* _OBJECTIVE_
Take each line that has the word "скорость" and return it.
*****
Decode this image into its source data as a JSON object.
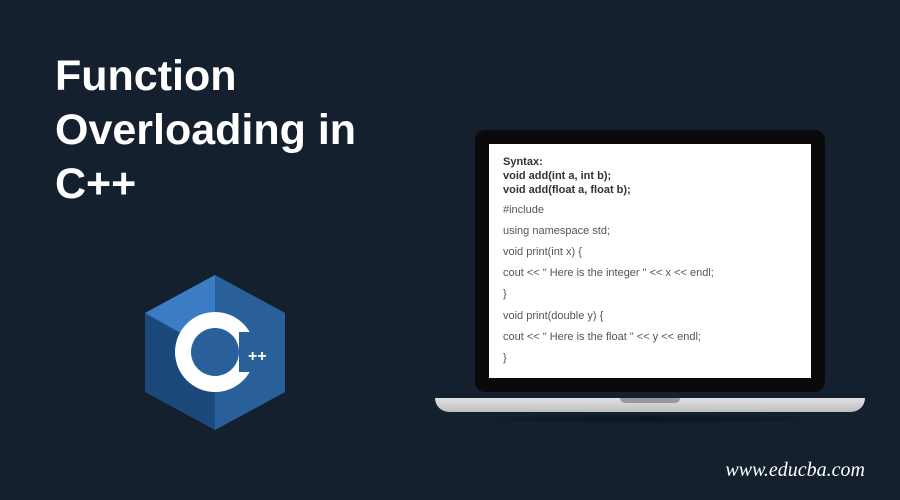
{
  "title_line1": "Function",
  "title_line2": "Overloading in",
  "title_line3": "C++",
  "logo": {
    "letter": "C",
    "suffix": "++"
  },
  "code": {
    "syntax_label": "Syntax:",
    "proto1": "void add(int a, int b);",
    "proto2": "void add(float a, float b);",
    "line1": "#include",
    "line2": "using namespace std;",
    "line3": "void print(int x) {",
    "line4": "cout << \" Here is the integer \" << x << endl;",
    "line5": "}",
    "line6": "void print(double  y) {",
    "line7": "cout << \" Here is the float \" << y << endl;",
    "line8": "}"
  },
  "footer": "www.educba.com"
}
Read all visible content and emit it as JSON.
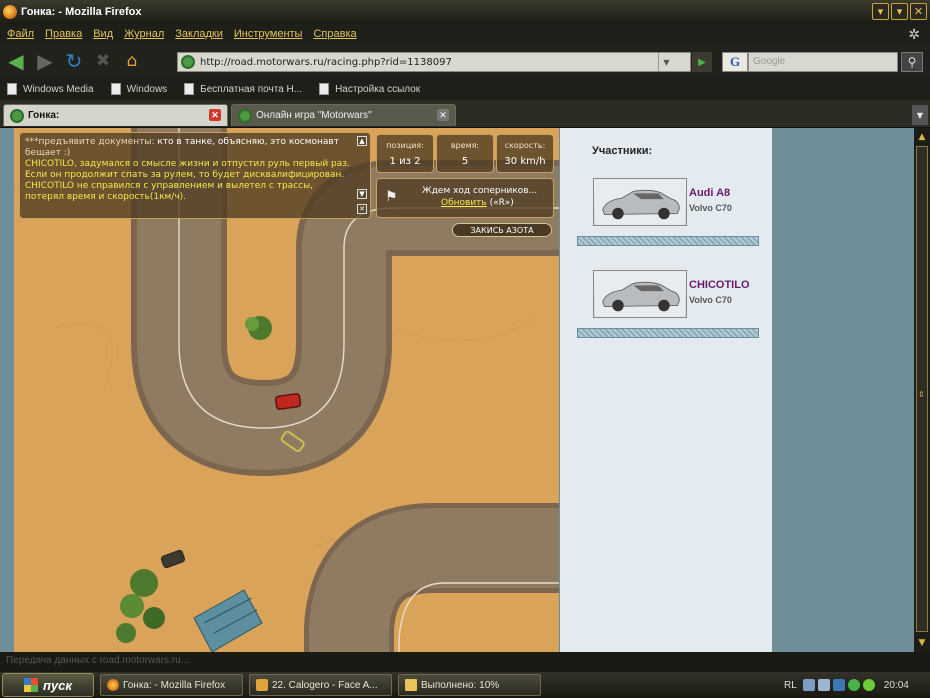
{
  "window": {
    "title": "Гонка: - Mozilla Firefox",
    "controls": [
      "▾",
      "▾",
      "✕"
    ]
  },
  "menu": [
    "Файл",
    "Правка",
    "Вид",
    "Журнал",
    "Закладки",
    "Инструменты",
    "Справка"
  ],
  "nav": {
    "url": "http://road.motorwars.ru/racing.php?rid=1138097",
    "search_placeholder": "Google",
    "search_logo": "G"
  },
  "bookmarks": [
    "Windows Media",
    "Windows",
    "Бесплатная почта Н...",
    "Настройка ссылок"
  ],
  "tabs": [
    {
      "label": "Гонка:",
      "active": true
    },
    {
      "label": "Онлайн игра \"Motorwars\"",
      "active": false
    }
  ],
  "game": {
    "chat": {
      "line1_prefix": "***предъявите документы: ",
      "line1_rest": "кто в танке, объясняю, это космонавт",
      "line2": "бещает :)",
      "line3": "CHICOTILO, задумался о смысле жизни и отпустил руль первый раз.",
      "line4": "Если он продолжит спать за рулем, то будет дисквалифицирован.",
      "line5": "CHICOTILO не справился с управлением и вылетел с трассы,",
      "line6": "потерял время и скорость(1км/ч)."
    },
    "stats": [
      {
        "label": "позиция:",
        "value": "1 из 2"
      },
      {
        "label": "время:",
        "value": "5"
      },
      {
        "label": "скорость:",
        "value": "30 km/h"
      }
    ],
    "waiting": {
      "text": "Ждем ход соперников...",
      "refresh_link": "Обновить",
      "hotkey": "(«R»)"
    },
    "nitro_button": "ЗАКИСЬ АЗОТА"
  },
  "sidebar": {
    "header": "Участники:",
    "participants": [
      {
        "name": "Audi A8",
        "model": "Volvo C70"
      },
      {
        "name": "CHICOTILO",
        "model": "Volvo C70"
      }
    ]
  },
  "statusbar": {
    "text": "Передача данных с road.motorwars.ru..."
  },
  "taskbar": {
    "start": "пуск",
    "tasks": [
      "Гонка: - Mozilla Firefox",
      "22. Calogero - Face A...",
      "Выполнено: 10%"
    ],
    "lang": "RL",
    "clock": "20:04"
  },
  "colors": {
    "accent": "#e2c55c",
    "sand": "#d9a35a",
    "road": "#8b7359",
    "participant_name": "#6a1a6a",
    "chat_highlight": "#f5e84b"
  }
}
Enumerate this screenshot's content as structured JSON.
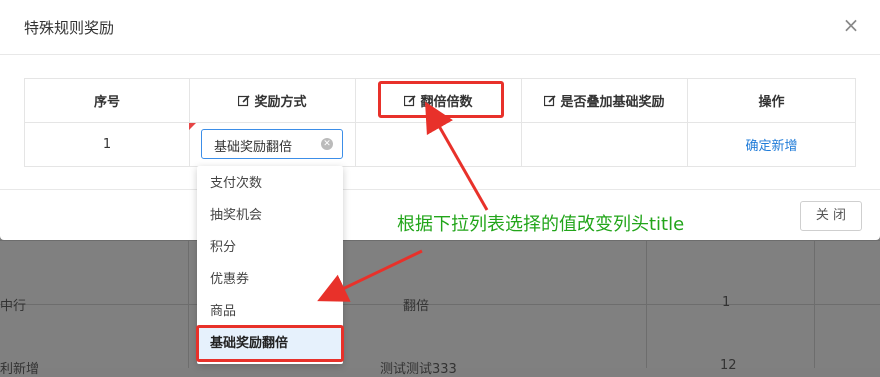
{
  "background_table": {
    "row1": {
      "col0": "中行",
      "col1": "翻倍",
      "col3": "1"
    },
    "row2": {
      "col0": "利新增",
      "col1": "测试测试333",
      "col3": "12"
    }
  },
  "modal": {
    "title": "特殊规则奖励",
    "close_icon": "×",
    "columns": [
      "序号",
      "奖励方式",
      "翻倍倍数",
      "是否叠加基础奖励",
      "操作"
    ],
    "row": {
      "index": "1",
      "reward_select_value": "基础奖励翻倍",
      "action_link": "确定新增"
    },
    "footer_close": "关 闭"
  },
  "dropdown": {
    "options": [
      "支付次数",
      "抽奖机会",
      "积分",
      "优惠券",
      "商品",
      "基础奖励翻倍"
    ],
    "selected": "基础奖励翻倍"
  },
  "annotation": {
    "text": "根据下拉列表选择的值改变列头title",
    "color": "#22a51a",
    "highlight_color": "#e8312a"
  },
  "icons": {
    "edit": "edit-icon",
    "clear": "clear-icon",
    "close": "close-icon"
  }
}
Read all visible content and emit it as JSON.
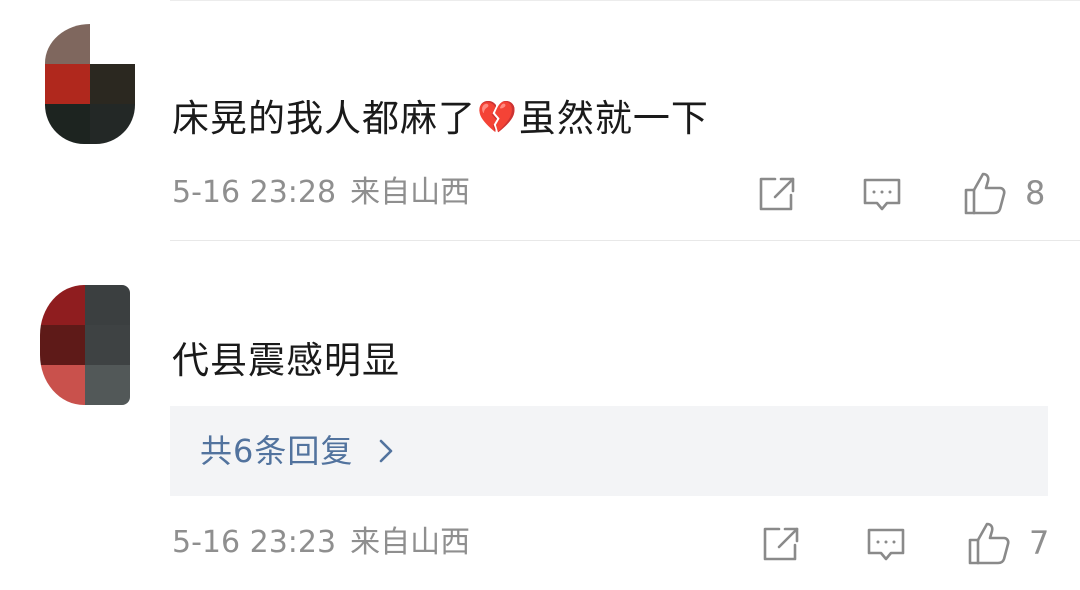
{
  "comments": [
    {
      "text_before_emoji": "床晃的我人都麻了",
      "emoji": "💔",
      "text_after_emoji": "虽然就一下",
      "timestamp": "5-16 23:28",
      "location": "来自山西",
      "likes": "8"
    },
    {
      "text": "代县震感明显",
      "replies_label": "共6条回复",
      "timestamp": "5-16 23:23",
      "location": "来自山西",
      "likes": "7"
    }
  ],
  "colors": {
    "text": "#1a1a1a",
    "meta": "#8f8f8f",
    "reply_link": "#52739e",
    "reply_bg": "#f3f4f6",
    "broken_heart": "#e0303f"
  }
}
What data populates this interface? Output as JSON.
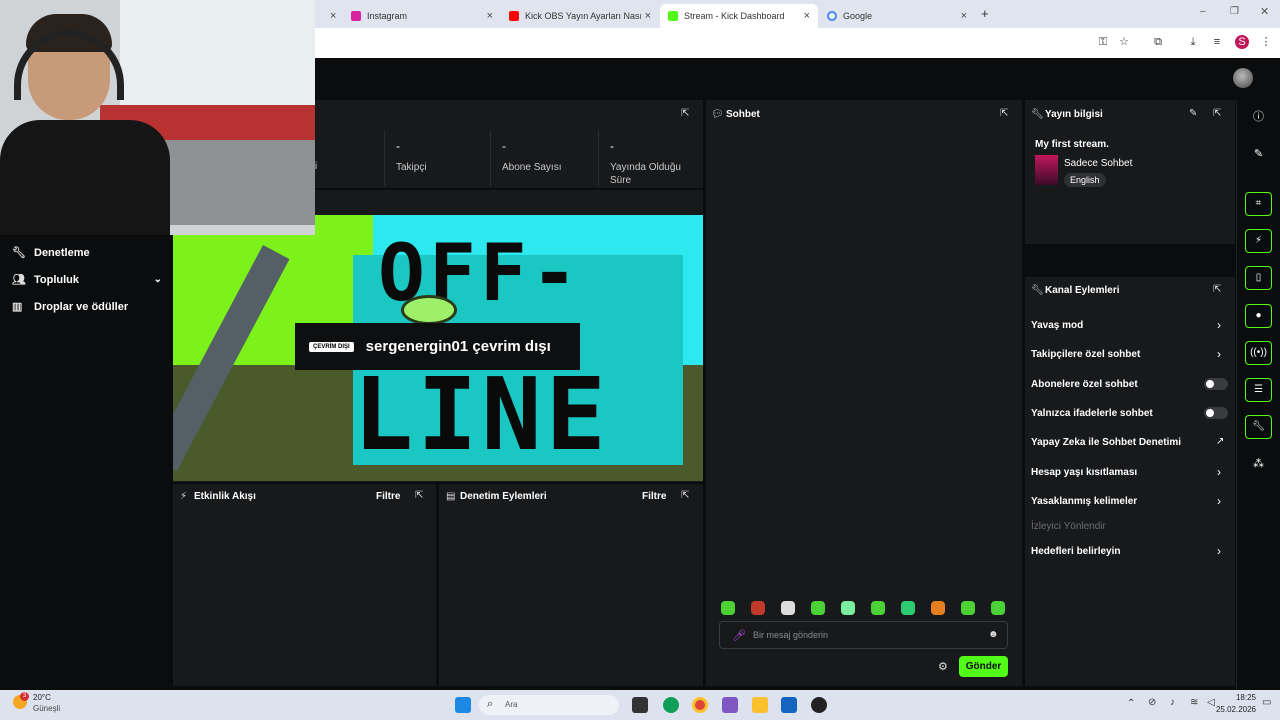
{
  "browser": {
    "tabs": [
      {
        "title": "Instagram",
        "icon_color": "#d6249f"
      },
      {
        "title": "Kick OBS Yayın Ayarları Nasıl Ya",
        "icon_color": "#ff0000"
      },
      {
        "title": "Stream - Kick Dashboard",
        "icon_color": "#53fc18"
      },
      {
        "title": "Google",
        "icon_color": "#4285f4"
      }
    ],
    "new_tab": "+",
    "profile_initial": "S"
  },
  "stats": {
    "followers_label": "Takipçi",
    "followers_value": "-",
    "subs_label": "Abone Sayısı",
    "subs_value": "-",
    "live_label": "Yayında Olduğu Süre",
    "live_value": "-",
    "partial_label": "i"
  },
  "nav": {
    "items": [
      "Denetleme",
      "Topluluk",
      "Droplar ve ödüller"
    ]
  },
  "offline": {
    "word_top": "OFF-",
    "word_bottom": "LINE",
    "tag": "ÇEVRİM DIŞI",
    "text": "sergenergin01 çevrim dışı"
  },
  "activity": {
    "title": "Etkinlik Akışı",
    "filter": "Filtre"
  },
  "moderation": {
    "title": "Denetim Eylemleri",
    "filter": "Filtre"
  },
  "chat": {
    "title": "Sohbet",
    "placeholder": "Bir mesaj gönderin",
    "send": "Gönder"
  },
  "stream_info": {
    "title": "Yayın bilgisi",
    "stream_title": "My first stream.",
    "category": "Sadece Sohbet",
    "language": "English"
  },
  "channel_actions": {
    "title": "Kanal Eylemleri",
    "items": [
      {
        "label": "Yavaş mod",
        "control": "chevron"
      },
      {
        "label": "Takipçilere özel sohbet",
        "control": "chevron"
      },
      {
        "label": "Abonelere özel sohbet",
        "control": "toggle"
      },
      {
        "label": "Yalnızca ifadelerle sohbet",
        "control": "toggle"
      },
      {
        "label": "Yapay Zeka ile Sohbet Denetimi",
        "control": "external"
      },
      {
        "label": "Hesap yaşı kısıtlaması",
        "control": "chevron"
      },
      {
        "label": "Yasaklanmış kelimeler",
        "control": "chevron"
      },
      {
        "label": "İzleyici Yönlendir",
        "control": "none"
      },
      {
        "label": "Hedefleri belirleyin",
        "control": "chevron"
      }
    ]
  },
  "taskbar": {
    "weather_temp": "20°C",
    "weather_desc": "Güneşli",
    "weather_badge": "3",
    "search": "Ara",
    "time": "18:25",
    "date": "25.02.2026"
  },
  "colors": {
    "accent": "#53fc18",
    "panel": "#18191b",
    "bg": "#0b0c0d"
  }
}
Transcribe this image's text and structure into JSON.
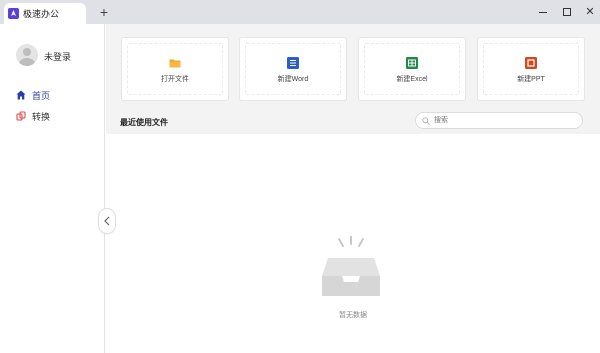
{
  "titlebar": {
    "tab_title": "极速办公",
    "new_tab_label": "+",
    "minimize_icon": "minimize-icon",
    "maximize_icon": "maximize-icon",
    "close_label": "✕"
  },
  "sidebar": {
    "username": "未登录",
    "nav": [
      {
        "label": "首页",
        "icon": "home-icon",
        "active": true
      },
      {
        "label": "转换",
        "icon": "convert-icon",
        "active": false
      }
    ],
    "collapse_icon": "chevron-left-icon"
  },
  "actions": [
    {
      "label": "打开文件",
      "icon": "folder-icon",
      "color": "#f5a623"
    },
    {
      "label": "新建Word",
      "icon": "word-icon",
      "color": "#2b5cc8"
    },
    {
      "label": "新建Excel",
      "icon": "excel-icon",
      "color": "#1e8a45"
    },
    {
      "label": "新建PPT",
      "icon": "ppt-icon",
      "color": "#d04a20"
    }
  ],
  "recent": {
    "title": "最近使用文件",
    "search_placeholder": "搜索",
    "empty_text": "暂无数据"
  },
  "colors": {
    "accent": "#2b3ea6",
    "titlebar_bg": "#dfe1e6",
    "top_area_bg": "#f3f3f4"
  }
}
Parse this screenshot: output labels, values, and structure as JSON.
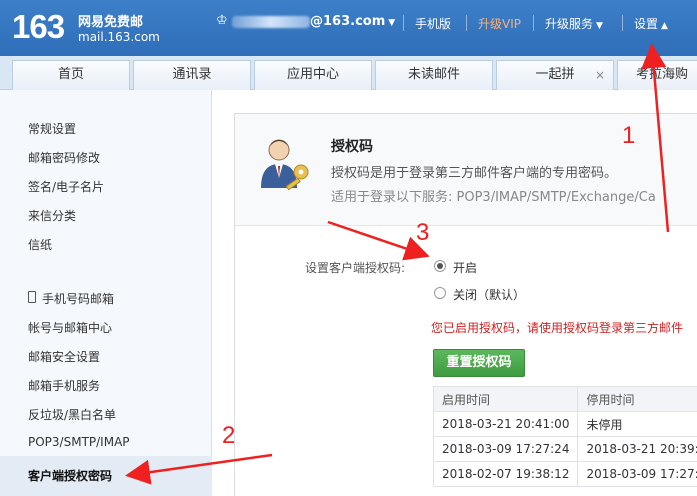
{
  "header": {
    "logo_number": "163",
    "logo_name": "网易免费邮",
    "logo_domain": "mail.163.com",
    "user_email_domain": "@163.com",
    "links": [
      {
        "label": "手机版"
      },
      {
        "label": "升级VIP"
      },
      {
        "label": "升级服务"
      },
      {
        "label": "设置"
      }
    ]
  },
  "tabs": [
    {
      "label": "首页"
    },
    {
      "label": "通讯录"
    },
    {
      "label": "应用中心"
    },
    {
      "label": "未读邮件"
    },
    {
      "label": "一起拼",
      "close": "×"
    },
    {
      "label": "考拉海购"
    }
  ],
  "sidebar": {
    "items": [
      "常规设置",
      "邮箱密码修改",
      "签名/电子名片",
      "来信分类",
      "信纸",
      "手机号码邮箱",
      "帐号与邮箱中心",
      "邮箱安全设置",
      "邮箱手机服务",
      "反垃圾/黑白名单",
      "POP3/SMTP/IMAP",
      "客户端授权密码"
    ]
  },
  "auth": {
    "title": "授权码",
    "desc": "授权码是用于登录第三方邮件客户端的专用密码。",
    "services": "适用于登录以下服务: POP3/IMAP/SMTP/Exchange/Ca",
    "setting_label": "设置客户端授权码:",
    "option_on": "开启",
    "option_off": "关闭（默认）",
    "warning": "您已启用授权码，请使用授权码登录第三方邮件",
    "reset_button": "重置授权码",
    "table": {
      "headers": [
        "启用时间",
        "停用时间"
      ],
      "rows": [
        [
          "2018-03-21 20:41:00",
          "未停用"
        ],
        [
          "2018-03-09 17:27:24",
          "2018-03-21 20:39:"
        ],
        [
          "2018-02-07 19:38:12",
          "2018-03-09 17:27:"
        ]
      ]
    }
  },
  "annotations": {
    "step1": "1",
    "step2": "2",
    "step3": "3"
  },
  "colors": {
    "header_blue": "#2f6eb8",
    "vip_orange": "#ffb070",
    "warning_red": "#cc2222",
    "button_green": "#4cae4c",
    "annotation_red": "#ee2020"
  }
}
*****
* _TASK RESULT_
      "line6": "потерял время и скорость(1км/ч)."
        "label": "скорость:",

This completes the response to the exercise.